Request -
Please pull out every line of the items below that contains the string "bullet".

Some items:
---

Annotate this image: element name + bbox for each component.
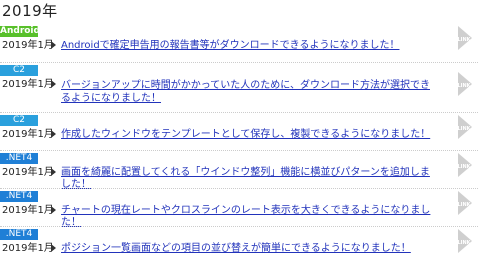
bullet-arrow-icon <box>51 80 56 88</box>
entry-date: 2019年1月 <box>2 205 54 216</box>
platform-badge: .NET4 <box>0 229 38 240</box>
news-link[interactable]: Androidで確定申告用の報告書等がダウンロードできるようになりました！ <box>61 40 439 52</box>
link-label: LINK <box>457 83 471 89</box>
link-label: LINK <box>457 37 471 43</box>
link-arrow-icon[interactable]: LINK <box>452 115 476 139</box>
entry-date: 2019年1月 <box>2 243 54 254</box>
entry-date: 2019年1月 <box>2 40 54 51</box>
link-arrow-icon[interactable]: LINK <box>452 72 476 96</box>
news-link[interactable]: ポジション一覧画面などの項目の並び替えが簡単にできるようになりました！ <box>61 243 439 255</box>
news-entry: C2 2019年1月 作成したウィンドウをテンプレートとして保存し、複製できるよ… <box>0 115 478 151</box>
divider <box>0 188 478 189</box>
link-label: LINK <box>457 240 471 246</box>
news-entry: Android 2019年1月 Androidで確定申告用の報告書等がダウンロー… <box>0 26 478 63</box>
bullet-arrow-icon <box>51 244 56 252</box>
news-list: Android 2019年1月 Androidで確定申告用の報告書等がダウンロー… <box>0 26 478 265</box>
platform-badge: Android <box>0 26 40 37</box>
link-label: LINK <box>457 164 471 170</box>
bullet-arrow-icon <box>51 168 56 176</box>
link-label: LINK <box>457 126 471 132</box>
link-arrow-icon[interactable]: LINK <box>452 191 476 215</box>
platform-badge: C2 <box>0 115 38 126</box>
year-heading: 2019年 <box>2 2 58 20</box>
platform-badge: .NET4 <box>0 191 38 202</box>
divider <box>0 112 478 113</box>
divider <box>0 150 478 151</box>
news-entry: C2 2019年1月 バージョンアップに時間がかかっていた人のために、ダウンロー… <box>0 65 478 113</box>
news-entry: .NET4 2019年1月 画面を綺麗に配置してくれる「ウインドウ整列」機能に横… <box>0 153 478 190</box>
news-link[interactable]: 作成したウィンドウをテンプレートとして保存し、複製できるようになりました！ <box>61 129 439 141</box>
bullet-arrow-icon <box>51 130 56 138</box>
divider <box>0 62 478 63</box>
news-link[interactable]: バージョンアップに時間がかかっていた人のために、ダウンロード方法が選択できるよう… <box>61 79 439 105</box>
link-arrow-icon[interactable]: LINK <box>452 229 476 253</box>
divider <box>0 226 478 227</box>
entry-date: 2019年1月 <box>2 167 54 178</box>
link-arrow-icon[interactable]: LINK <box>452 153 476 177</box>
entry-date: 2019年1月 <box>2 79 54 90</box>
link-arrow-icon[interactable]: LINK <box>452 26 476 50</box>
news-entry: .NET4 2019年1月 ポジション一覧画面などの項目の並び替えが簡単にできる… <box>0 229 478 265</box>
bullet-arrow-icon <box>51 41 56 49</box>
link-label: LINK <box>457 202 471 208</box>
news-entry: .NET4 2019年1月 チャートの現在レートやクロスラインのレート表示を大き… <box>0 191 478 228</box>
entry-date: 2019年1月 <box>2 129 54 140</box>
platform-badge: C2 <box>0 65 38 76</box>
platform-badge: .NET4 <box>0 153 38 164</box>
bullet-arrow-icon <box>51 206 56 214</box>
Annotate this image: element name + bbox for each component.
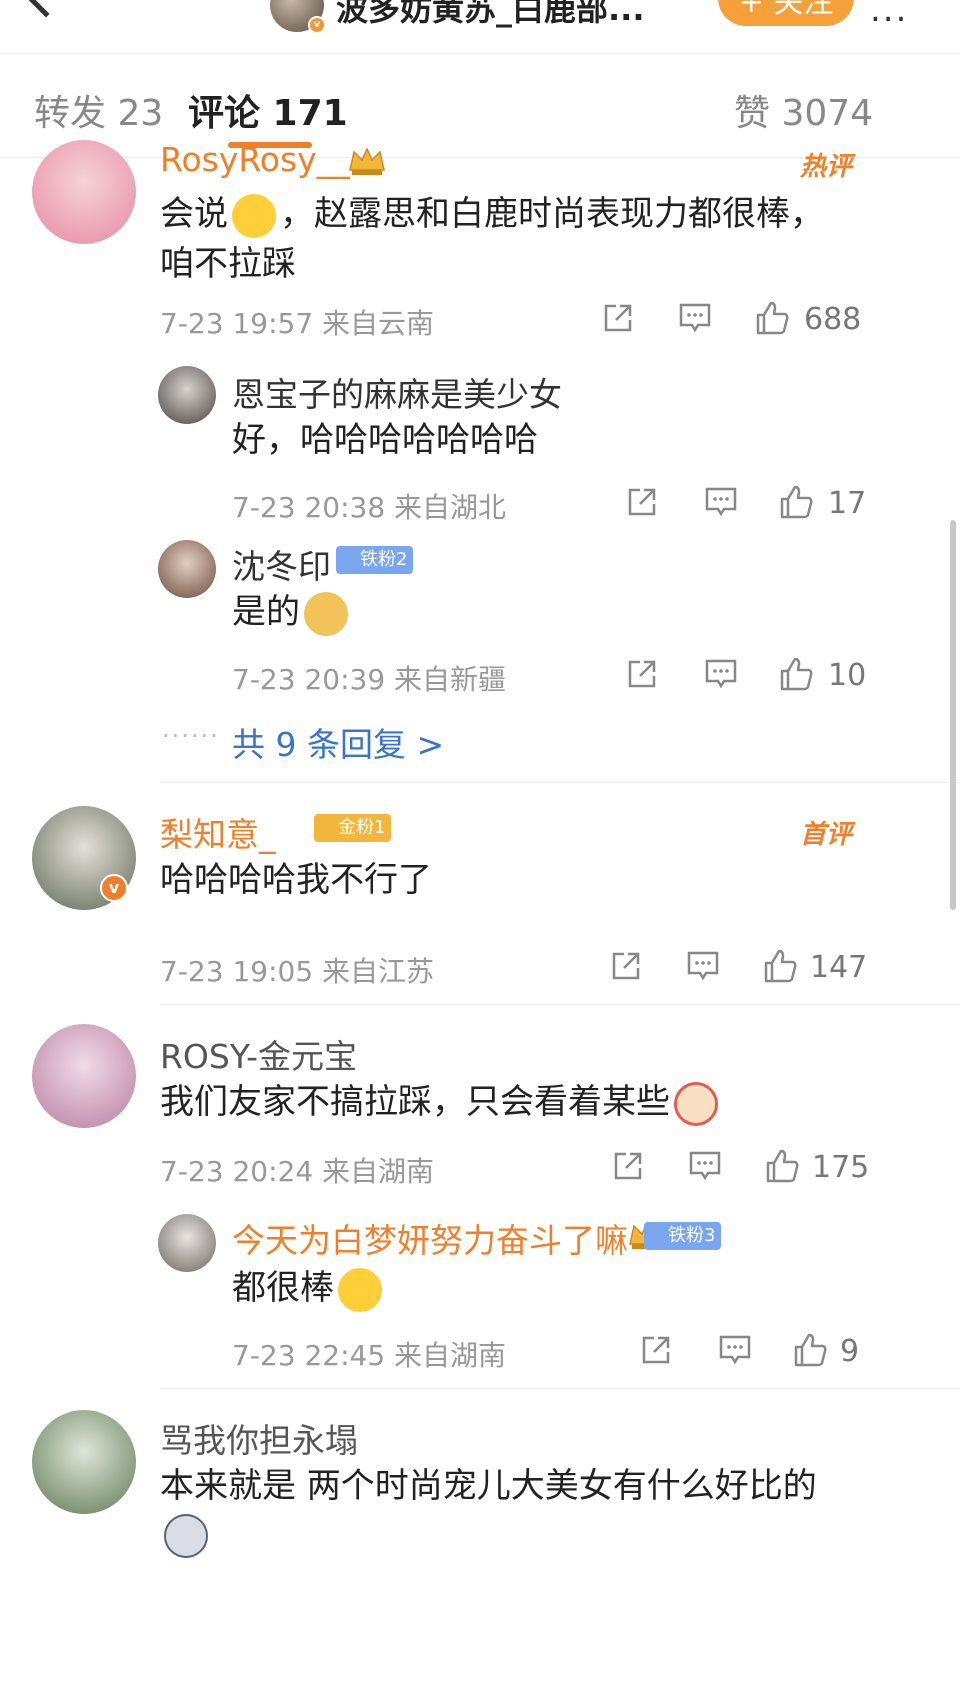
divider xyxy=(160,1388,960,1389)
reply-username[interactable]: 恩宝子的麻麻是美少女 xyxy=(232,368,562,416)
comment-icon[interactable] xyxy=(704,486,738,518)
avatar[interactable] xyxy=(32,1410,136,1514)
comment-text: 哈哈哈哈我不行了 xyxy=(160,860,432,900)
comment-icon[interactable] xyxy=(678,302,712,334)
tab-comments[interactable]: 评论 171 xyxy=(188,84,348,136)
reply-username[interactable]: 今天为白梦妍努力奋斗了嘛 xyxy=(232,1214,628,1262)
comment-meta: 7-23 19:05 来自江苏 xyxy=(160,955,435,988)
reply-text-part: 都很棒 xyxy=(232,1268,334,1308)
comment-icon[interactable] xyxy=(688,1150,722,1182)
reply-text: 是的 xyxy=(232,584,352,640)
doge-emoji xyxy=(304,591,348,636)
share-icon[interactable] xyxy=(640,1334,672,1366)
reply-meta: 7-23 20:39 来自新疆 xyxy=(232,663,507,696)
comment-username[interactable]: ROSY-金元宝 xyxy=(160,1030,357,1078)
comment-username[interactable]: 骂我你担永塌 xyxy=(160,1414,358,1462)
comment-text: 我们友家不搞拉踩，只会看着某些 xyxy=(160,1074,722,1130)
avatar[interactable] xyxy=(32,1024,136,1128)
share-icon[interactable] xyxy=(626,658,658,690)
tab-bar: 转发 23 评论 171 赞 3074 xyxy=(0,54,960,158)
share-icon[interactable] xyxy=(626,486,658,518)
fan-badge: 铁粉3 xyxy=(644,1222,722,1250)
clown-emoji xyxy=(674,1081,718,1126)
dots-decoration: ······ xyxy=(162,722,220,750)
laughing-tears-emoji xyxy=(232,193,276,238)
comment-text-part: 会说 xyxy=(160,194,228,234)
top-bar: v 波多妨黄苏_白鹿部... + 关注 ... xyxy=(0,0,960,54)
verified-icon: v xyxy=(100,874,128,902)
scrollbar[interactable] xyxy=(950,520,956,910)
like-count: 147 xyxy=(810,950,868,985)
tab-reposts[interactable]: 转发 23 xyxy=(34,84,163,136)
like-count: 175 xyxy=(812,1150,870,1185)
more-replies-link[interactable]: 共 9 条回复 > xyxy=(232,718,444,766)
back-icon[interactable] xyxy=(20,0,72,18)
reply-text: 好，哈哈哈哈哈哈哈 xyxy=(232,420,538,460)
comment-meta: 7-23 19:57 来自云南 xyxy=(160,307,435,340)
comment-text: 会说 ，赵露思和白鹿时尚表现力都很棒， xyxy=(160,186,824,242)
husky-emoji xyxy=(164,1514,208,1558)
verified-icon: v xyxy=(308,16,326,34)
page-title: 波多妨黄苏_白鹿部... xyxy=(336,0,645,28)
avatar[interactable] xyxy=(32,140,136,244)
avatar[interactable] xyxy=(158,540,216,598)
reply-text-part: 是的 xyxy=(232,592,300,632)
first-comment-tag: 首评 xyxy=(800,820,853,850)
comment-username[interactable]: RosyRosy__ xyxy=(160,140,350,179)
like-count: 17 xyxy=(828,486,867,521)
comment-icon[interactable] xyxy=(704,658,738,690)
like-icon[interactable] xyxy=(764,1148,800,1184)
like-icon[interactable] xyxy=(762,948,798,984)
crown-icon xyxy=(349,147,385,175)
like-icon[interactable] xyxy=(778,484,814,520)
comment-username[interactable]: 梨知意_ xyxy=(160,808,276,856)
like-icon[interactable] xyxy=(754,300,790,336)
reply-meta: 7-23 20:38 来自湖北 xyxy=(232,491,507,524)
fan-badge: 铁粉2 xyxy=(336,546,414,574)
follow-button[interactable]: + 关注 xyxy=(718,0,854,26)
reply-meta: 7-23 22:45 来自湖南 xyxy=(232,1339,507,1372)
more-icon[interactable]: ... xyxy=(870,0,908,30)
comment-text-line: 咱不拉踩 xyxy=(160,244,296,284)
share-icon[interactable] xyxy=(610,950,642,982)
share-icon[interactable] xyxy=(602,302,634,334)
fan-badge: 金粉1 xyxy=(314,814,392,842)
like-icon[interactable] xyxy=(778,656,814,692)
tab-likes[interactable]: 赞 3074 xyxy=(734,84,873,136)
comment-icon[interactable] xyxy=(686,950,720,982)
comment-icon[interactable] xyxy=(718,1334,752,1366)
comment-text-part: 我们友家不搞拉踩，只会看着某些 xyxy=(160,1082,670,1122)
share-icon[interactable] xyxy=(612,1150,644,1182)
avatar[interactable] xyxy=(158,366,216,424)
like-count: 688 xyxy=(804,302,862,337)
hot-comment-tag: 热评 xyxy=(800,152,853,182)
author-avatar[interactable]: v xyxy=(270,0,326,34)
like-count: 10 xyxy=(828,658,867,693)
reply-username[interactable]: 沈冬印 xyxy=(232,540,331,588)
like-count: 9 xyxy=(840,1334,860,1369)
like-icon[interactable] xyxy=(792,1332,828,1368)
reply-text: 都很棒 xyxy=(232,1260,386,1316)
avatar[interactable] xyxy=(158,1214,216,1272)
comment-meta: 7-23 20:24 来自湖南 xyxy=(160,1155,435,1188)
divider xyxy=(160,1004,960,1005)
comment-text: 本来就是 两个时尚宠儿大美女有什么好比的 xyxy=(160,1466,817,1506)
grin-emoji xyxy=(338,1267,382,1312)
divider xyxy=(160,782,960,783)
comment-text-part: ，赵露思和白鹿时尚表现力都很棒， xyxy=(280,194,824,234)
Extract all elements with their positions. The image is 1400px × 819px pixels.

---

Output -
bullet-arrow-icon <box>51 80 56 88</box>
bullet-arrow-icon <box>51 244 56 252</box>
bullet-arrow-icon <box>51 168 56 176</box>
bullet-arrow-icon <box>51 130 56 138</box>
bullet-arrow-icon <box>51 41 56 49</box>
bullet-arrow-icon <box>51 206 56 214</box>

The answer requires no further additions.